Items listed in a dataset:

↓↓↓

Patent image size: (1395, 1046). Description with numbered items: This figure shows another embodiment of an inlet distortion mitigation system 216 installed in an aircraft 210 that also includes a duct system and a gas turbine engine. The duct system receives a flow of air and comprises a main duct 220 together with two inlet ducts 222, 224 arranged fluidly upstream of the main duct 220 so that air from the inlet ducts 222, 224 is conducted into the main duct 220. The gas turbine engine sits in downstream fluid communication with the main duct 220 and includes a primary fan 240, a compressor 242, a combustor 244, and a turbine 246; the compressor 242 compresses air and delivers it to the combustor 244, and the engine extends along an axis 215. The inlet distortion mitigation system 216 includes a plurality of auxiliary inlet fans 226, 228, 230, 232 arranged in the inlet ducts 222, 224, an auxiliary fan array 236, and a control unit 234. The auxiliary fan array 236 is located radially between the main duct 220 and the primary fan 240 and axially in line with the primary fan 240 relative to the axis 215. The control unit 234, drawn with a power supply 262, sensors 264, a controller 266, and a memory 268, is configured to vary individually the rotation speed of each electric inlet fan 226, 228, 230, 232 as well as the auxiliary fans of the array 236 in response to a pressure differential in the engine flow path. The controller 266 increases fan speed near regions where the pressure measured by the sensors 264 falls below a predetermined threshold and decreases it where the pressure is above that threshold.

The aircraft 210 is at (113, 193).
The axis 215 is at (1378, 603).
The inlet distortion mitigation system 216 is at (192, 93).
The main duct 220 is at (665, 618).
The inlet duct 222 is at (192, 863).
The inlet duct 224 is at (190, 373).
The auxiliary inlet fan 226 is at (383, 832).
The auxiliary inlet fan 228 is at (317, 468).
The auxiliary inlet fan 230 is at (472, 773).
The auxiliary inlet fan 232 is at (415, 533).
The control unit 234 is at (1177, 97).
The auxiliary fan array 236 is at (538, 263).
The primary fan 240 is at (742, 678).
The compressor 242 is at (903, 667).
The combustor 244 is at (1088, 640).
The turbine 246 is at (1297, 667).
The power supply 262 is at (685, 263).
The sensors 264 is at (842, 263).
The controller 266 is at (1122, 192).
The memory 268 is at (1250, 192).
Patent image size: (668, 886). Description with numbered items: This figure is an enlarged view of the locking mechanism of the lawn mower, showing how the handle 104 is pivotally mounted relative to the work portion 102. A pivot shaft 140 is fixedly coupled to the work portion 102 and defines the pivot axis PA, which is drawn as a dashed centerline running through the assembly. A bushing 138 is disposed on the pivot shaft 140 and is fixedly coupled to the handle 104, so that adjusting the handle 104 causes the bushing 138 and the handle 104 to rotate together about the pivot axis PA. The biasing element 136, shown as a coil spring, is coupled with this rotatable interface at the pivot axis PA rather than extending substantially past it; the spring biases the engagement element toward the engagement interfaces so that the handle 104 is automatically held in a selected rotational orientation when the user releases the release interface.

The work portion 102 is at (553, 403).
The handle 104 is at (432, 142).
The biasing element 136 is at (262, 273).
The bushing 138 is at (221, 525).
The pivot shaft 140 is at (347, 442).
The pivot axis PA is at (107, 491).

↑↑↑

__Task goal__
Reproduce everything in the listing from its first line down to and including the line that contains "The aircraft 210 is at (113, 193).", keeping every line unchanged.

__The completed task__
Patent image size: (1395, 1046). Description with numbered items: This figure shows another embodiment of an inlet distortion mitigation system 216 installed in an aircraft 210 that also includes a duct system and a gas turbine engine. The duct system receives a flow of air and comprises a main duct 220 together with two inlet ducts 222, 224 arranged fluidly upstream of the main duct 220 so that air from the inlet ducts 222, 224 is conducted into the main duct 220. The gas turbine engine sits in downstream fluid communication with the main duct 220 and includes a primary fan 240, a compressor 242, a combustor 244, and a turbine 246; the compressor 242 compresses air and delivers it to the combustor 244, and the engine extends along an axis 215. The inlet distortion mitigation system 216 includes a plurality of auxiliary inlet fans 226, 228, 230, 232 arranged in the inlet ducts 222, 224, an auxiliary fan array 236, and a control unit 234. The auxiliary fan array 236 is located radially between the main duct 220 and the primary fan 240 and axially in line with the primary fan 240 relative to the axis 215. The control unit 234, drawn with a power supply 262, sensors 264, a controller 266, and a memory 268, is configured to vary individually the rotation speed of each electric inlet fan 226, 228, 230, 232 as well as the auxiliary fans of the array 236 in response to a pressure differential in the engine flow path. The controller 266 increases fan speed near regions where the pressure measured by the sensors 264 falls below a predetermined threshold and decreases it where the pressure is above that threshold.

The aircraft 210 is at (113, 193).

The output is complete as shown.